§ To do
Scan the entries and tally the lines that include the string "solidified". Reply with the figure alone.

§ The input
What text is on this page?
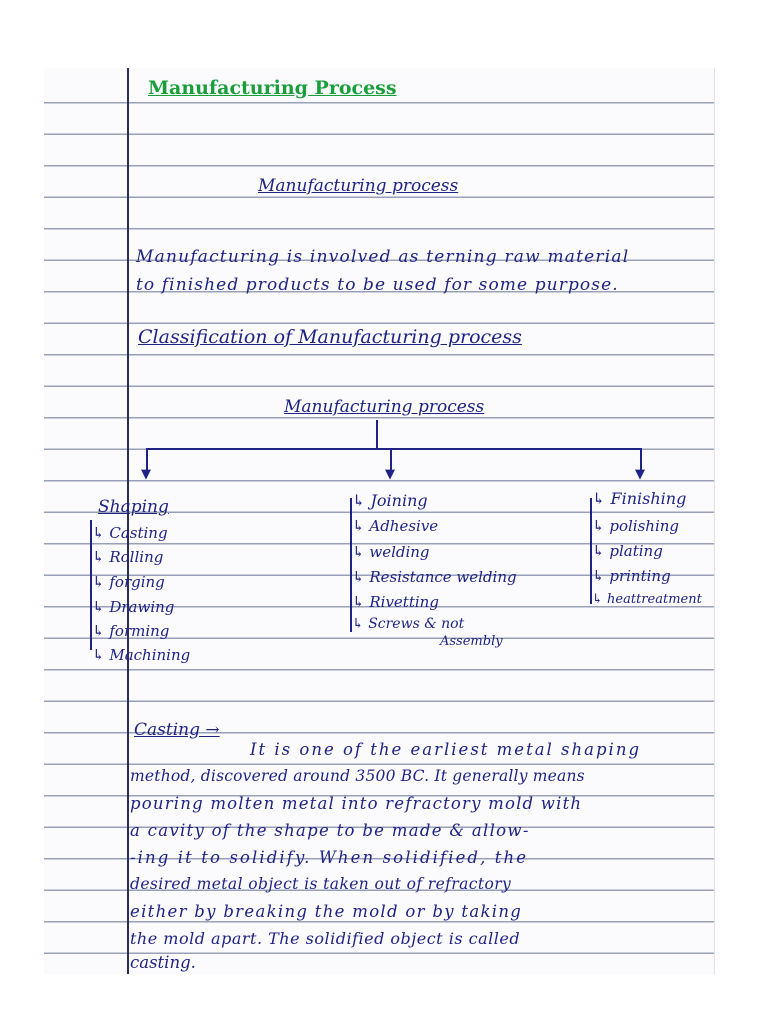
Manufacturing Process
Manufacturing process
Manufacturing is involved as terning raw material
to finished products to be used for some purpose.
Classification of Manufacturing process
Manufacturing process
▼	▼	▼
Shaping
↳ Casting
↳ Rolling
↳ forging
↳ Drawing
↳ forming
↳ Machining
↳ Joining
↳ Adhesive
↳ welding
↳ Resistance welding
↳ Rivetting
↳ Screws & not
Assembly
↳ Finishing
↳ polishing
↳ plating
↳ printing
↳ heattreatment
Casting →
It is one of the earliest metal shaping
method, discovered around 3500 BC. It generally means
pouring molten metal into refractory mold with
a cavity of the shape to be made & allow-
-ing it to solidify. When solidified, the
desired metal object is taken out of refractory
either by breaking the mold or by taking
the mold apart. The solidified object is called
casting.
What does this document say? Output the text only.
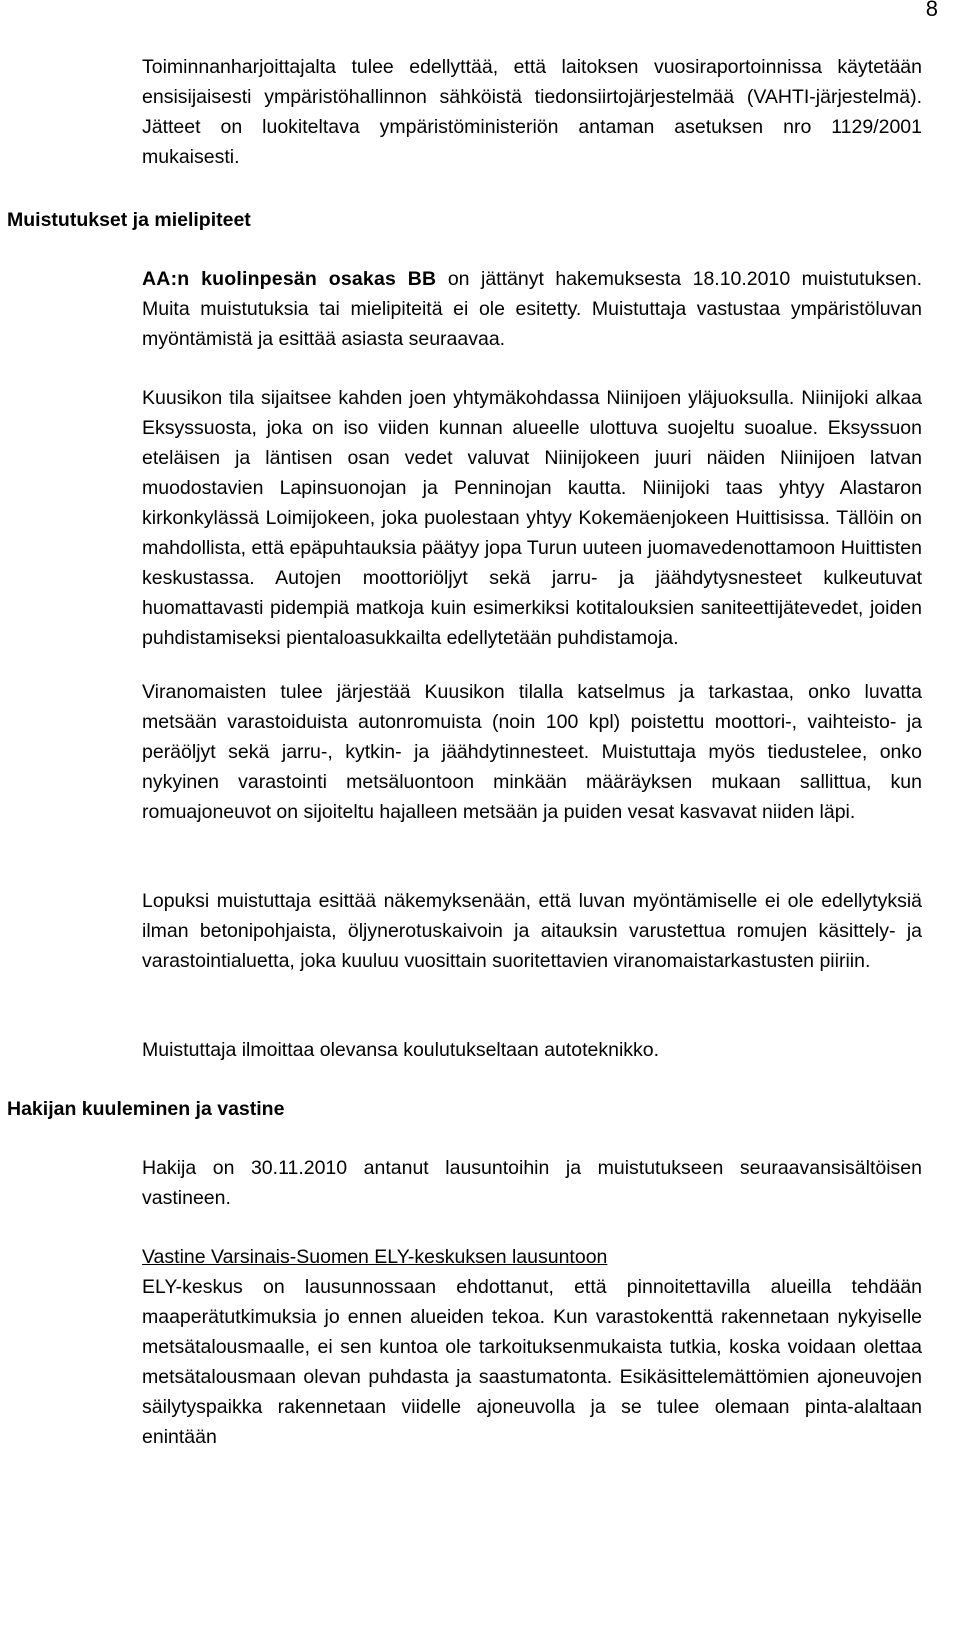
8

Toiminnanharjoittajalta tulee edellyttää, että laitoksen vuosiraportoinnissa käytetään ensisijaisesti ympäristöhallinnon sähköistä tiedonsiirtojärjestelmää (VAHTI-järjestelmä). Jätteet on luokiteltava ympäristöministeriön antaman asetuksen nro 1129/2001 mukaisesti.

Muistutukset ja mielipiteet

AA:n kuolinpesän osakas BB on jättänyt hakemuksesta 18.10.2010 muistutuksen. Muita muistutuksia tai mielipiteitä ei ole esitetty. Muistuttaja vastustaa ympäristöluvan myöntämistä ja esittää asiasta seuraavaa.

Kuusikon tila sijaitsee kahden joen yhtymäkohdassa Niinijoen yläjuoksulla. Niinijoki alkaa Eksyssuosta, joka on iso viiden kunnan alueelle ulottuva suojeltu suoalue. Eksyssuon eteläisen ja läntisen osan vedet valuvat Niinijokeen juuri näiden Niinijoen latvan muodostavien Lapinsuonojan ja Penninojan kautta. Niinijoki taas yhtyy Alastaron kirkonkylässä Loimijokeen, joka puolestaan yhtyy Kokemäenjokeen Huittisissa. Tällöin on mahdollista, että epäpuhtauksia päätyy jopa Turun uuteen juomavedenottamoon Huittisten keskustassa. Autojen moottoriöljyt sekä jarru- ja jäähdytysnesteet kulkeutuvat huomattavasti pidempiä matkoja kuin esimerkiksi kotitalouksien saniteettijätevedet, joiden puhdistamiseksi pientaloasukkailta edellytetään puhdistamoja.

Viranomaisten tulee järjestää Kuusikon tilalla katselmus ja tarkastaa, onko luvatta metsään varastoiduista autonromuista (noin 100 kpl) poistettu moottori-, vaihteisto- ja peräöljyt sekä jarru-, kytkin- ja jäähdytinnesteet. Muistuttaja myös tiedustelee, onko nykyinen varastointi metsäluontoon minkään määräyksen mukaan sallittua, kun romuajoneuvot on sijoiteltu hajalleen metsään ja puiden vesat kasvavat niiden läpi.

Lopuksi muistuttaja esittää näkemyksenään, että luvan myöntämiselle ei ole edellytyksiä ilman betonipohjaista, öljynerotuskaivoin ja aitauksin varustettua romujen käsittely- ja varastointialuetta, joka kuuluu vuosittain suoritettavien viranomaistarkastusten piiriin.

Muistuttaja ilmoittaa olevansa koulutukseltaan autoteknikko.

Hakijan kuuleminen ja vastine

Hakija on 30.11.2010 antanut lausuntoihin ja muistutukseen seuraavansisältöisen vastineen.

Vastine Varsinais-Suomen ELY-keskuksen lausuntoon

ELY-keskus on lausunnossaan ehdottanut, että pinnoitettavilla alueilla tehdään maaperätutkimuksia jo ennen alueiden tekoa. Kun varastokenttä rakennetaan nykyiselle metsätalousmaalle, ei sen kuntoa ole tarkoituksenmukaista tutkia, koska voidaan olettaa metsätalousmaan olevan puhdasta ja saastumatonta. Esikäsittelemättömien ajoneuvojen säilytyspaikka rakennetaan viidelle ajoneuvolla ja se tulee olemaan pinta-alaltaan enintään
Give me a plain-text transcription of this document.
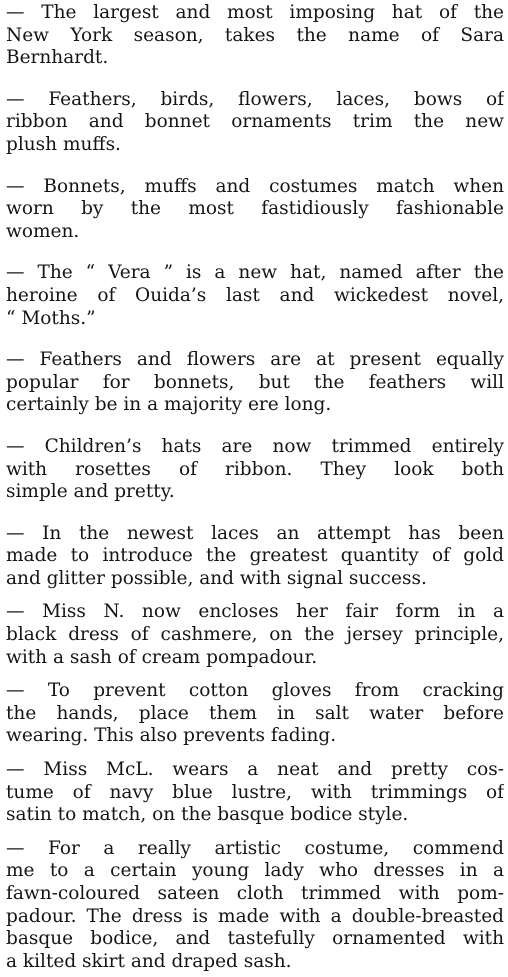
— The largest and most imposing hat of the
New York season, takes the name of Sara
Bernhardt.

— Feathers, birds, flowers, laces, bows of
ribbon and bonnet ornaments trim the new
plush muffs.

— Bonnets, muffs and costumes match when
worn by the most fastidiously fashionable
women.

— The “ Vera ” is a new hat, named after the
heroine of Ouida’s last and wickedest novel,
“ Moths.”

— Feathers and flowers are at present equally
popular for bonnets, but the feathers will
certainly be in a majority ere long.

— Children’s hats are now trimmed entirely
with rosettes of ribbon. They look both
simple and pretty.

— In the newest laces an attempt has been
made to introduce the greatest quantity of gold
and glitter possible, and with signal success.

— Miss N. now encloses her fair form in a
black dress of cashmere, on the jersey principle,
with a sash of cream pompadour.

— To prevent cotton gloves from cracking
the hands, place them in salt water before
wearing. This also prevents fading.

— Miss McL. wears a neat and pretty cos-
tume of navy blue lustre, with trimmings of
satin to match, on the basque bodice style.

— For a really artistic costume, commend
me to a certain young lady who dresses in a
fawn-coloured sateen cloth trimmed with pom-
padour. The dress is made with a double-breasted
basque bodice, and tastefully ornamented with
a kilted skirt and draped sash.
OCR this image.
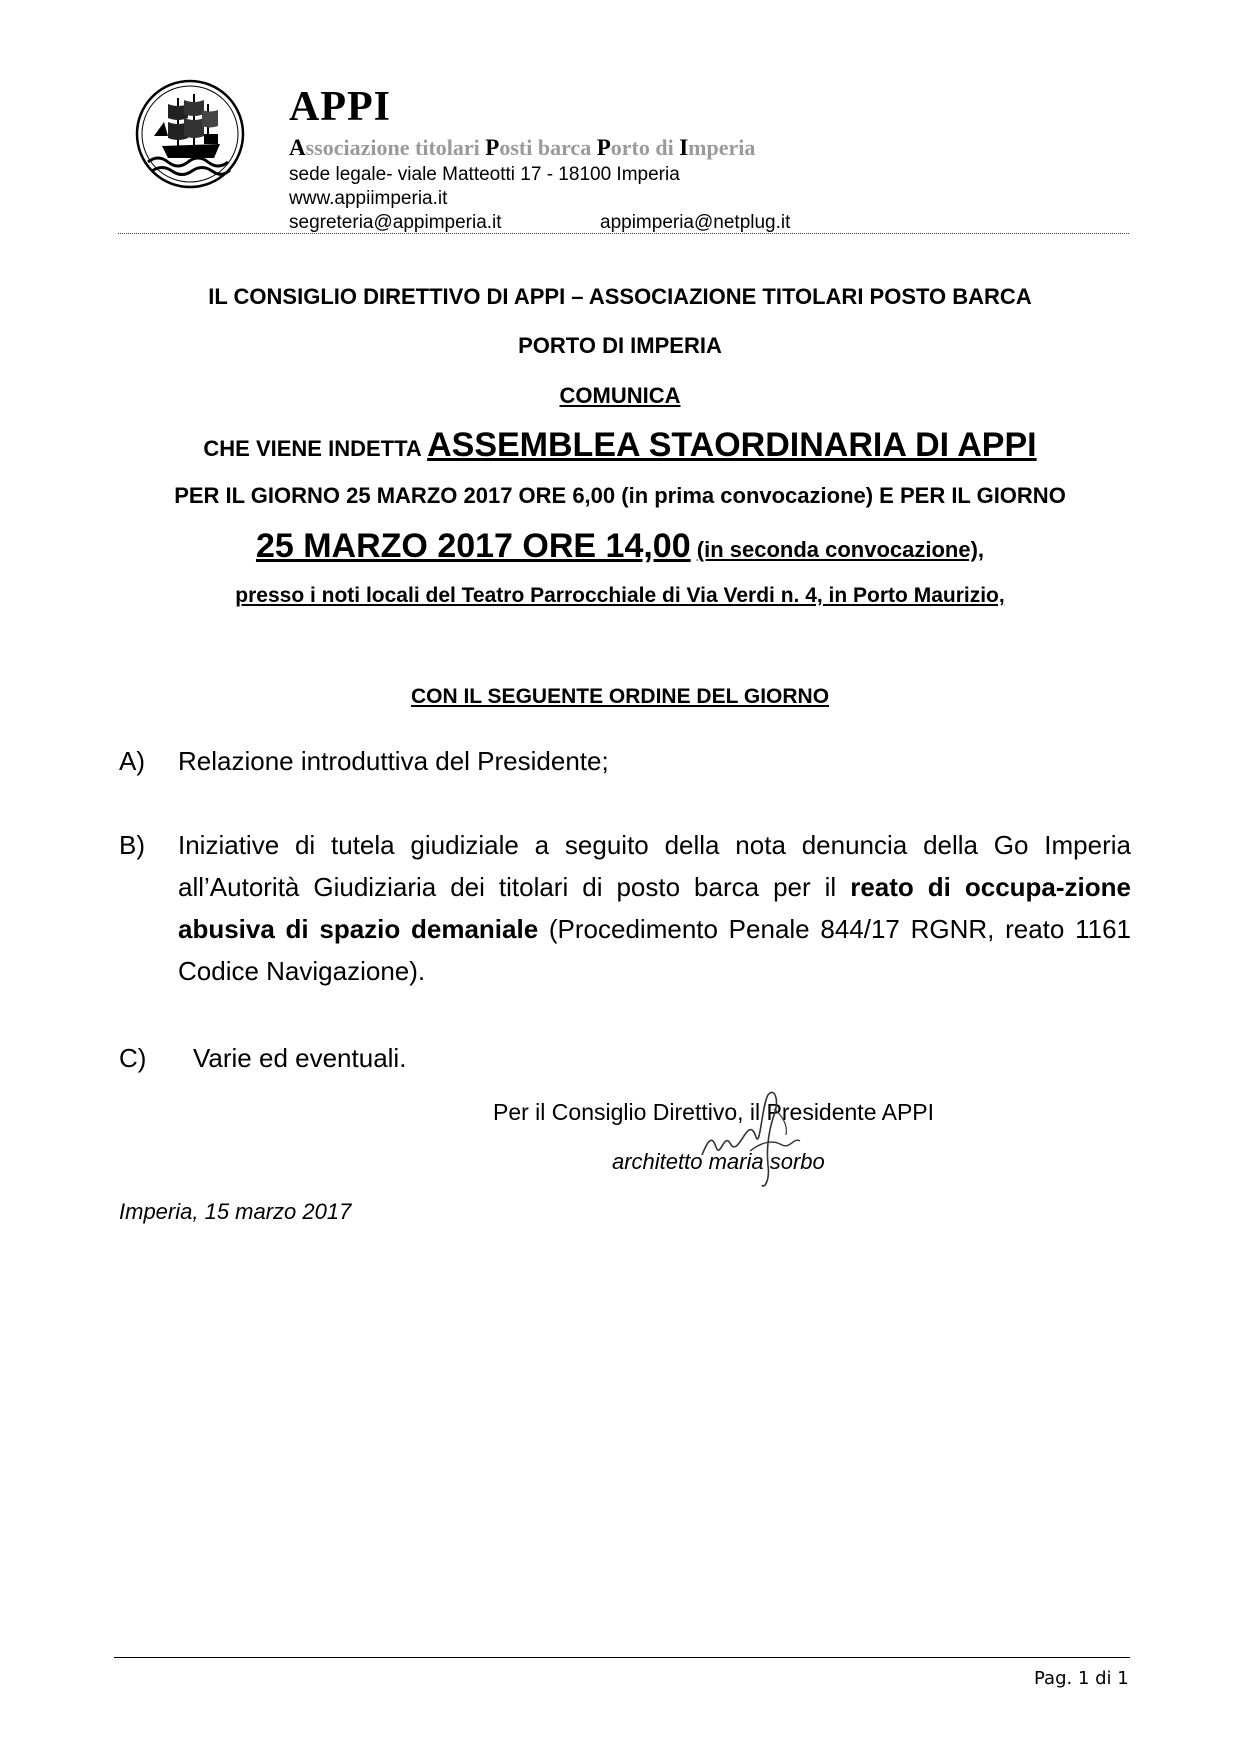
APPI
Associazione titolari Posti barca Porto di Imperia
sede legale- viale Matteotti 17 - 18100 Imperia
www.appiimperia.it
segreteria@appimperia.it	appimperia@netplug.it
IL CONSIGLIO DIRETTIVO DI APPI – ASSOCIAZIONE TITOLARI POSTO BARCA
PORTO DI IMPERIA
COMUNICA
CHE VIENE INDETTA ASSEMBLEA STAORDINARIA DI APPI
PER IL GIORNO 25 MARZO 2017 ORE 6,00 (in prima convocazione) E PER IL GIORNO
25 MARZO 2017 ORE 14,00 (in seconda convocazione),
presso i noti locali del Teatro Parrocchiale di Via Verdi n. 4, in Porto Maurizio,
CON IL SEGUENTE ORDINE DEL GIORNO
A) Relazione introduttiva del Presidente;
B) Iniziative di tutela giudiziale a seguito della nota denuncia della Go Imperia all’Autorità Giudiziaria dei titolari di posto barca per il reato di occupa-zione abusiva di spazio demaniale (Procedimento Penale 844/17 RGNR, reato 1161 Codice Navigazione).
C) Varie ed eventuali.
Per il Consiglio Direttivo, il Presidente APPI
architetto maria sorbo
Imperia, 15 marzo 2017
Pag. 1 di 1
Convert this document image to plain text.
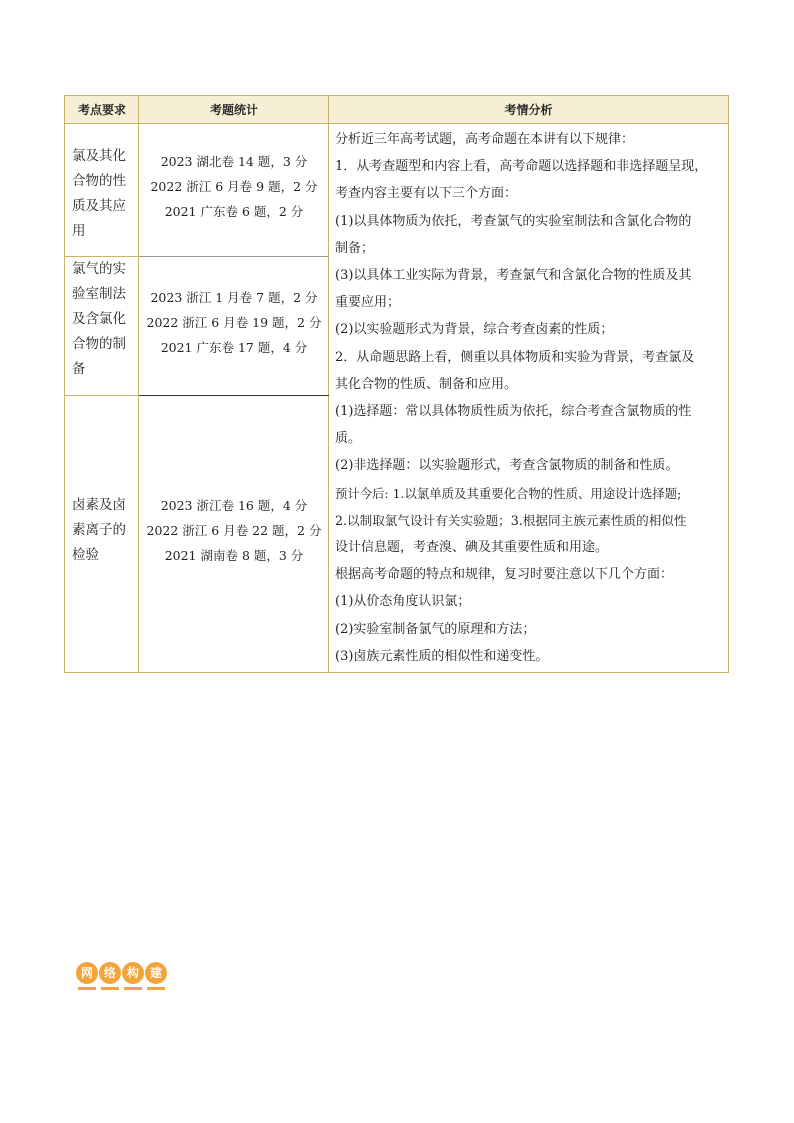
考点要求	考题统计	考情分析
氯及其化
合物的性
质及其应
用
2023 湖北卷 14 题，3 分
2022 浙江 6 月卷 9 题，2 分
2021 广东卷 6 题，2 分
氯气的实
验室制法
及含氯化
合物的制
备
2023 浙江 1 月卷 7 题，2 分
2022 浙江 6 月卷 19 题，2 分
2021 广东卷 17 题，4 分
卤素及卤
素离子的
检验
2023 浙江卷 16 题，4 分
2022 浙江 6 月卷 22 题，2 分
2021 湖南卷 8 题，3 分

分析近三年高考试题，高考命题在本讲有以下规律：

1．从考查题型和内容上看，高考命题以选择题和非选择题呈现，

考查内容主要有以下三个方面：

(1)以具体物质为依托，考查氯气的实验室制法和含氯化合物的

制备；

(3)以具体工业实际为背景，考查氯气和含氯化合物的性质及其

重要应用；

(2)以实验题形式为背景，综合考查卤素的性质；

2．从命题思路上看，侧重以具体物质和实验为背景，考查氯及

其化合物的性质、制备和应用。

(1)选择题：常以具体物质性质为依托，综合考查含氯物质的性

质。

(2)非选择题：以实验题形式，考查含氯物质的制备和性质。

预计今后: 1.以氯单质及其重要化合物的性质、用途设计选择题;

2.以制取氯气设计有关实验题；3.根据同主族元素性质的相似性

设计信息题，考查溴、碘及其重要性质和用途。

根据高考命题的特点和规律，复习时要注意以下几个方面：

(1)从价态角度认识氯；

(2)实验室制备氯气的原理和方法；

(3)卤族元素性质的相似性和递变性。

网 络 构 建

§ Answer to the problem
2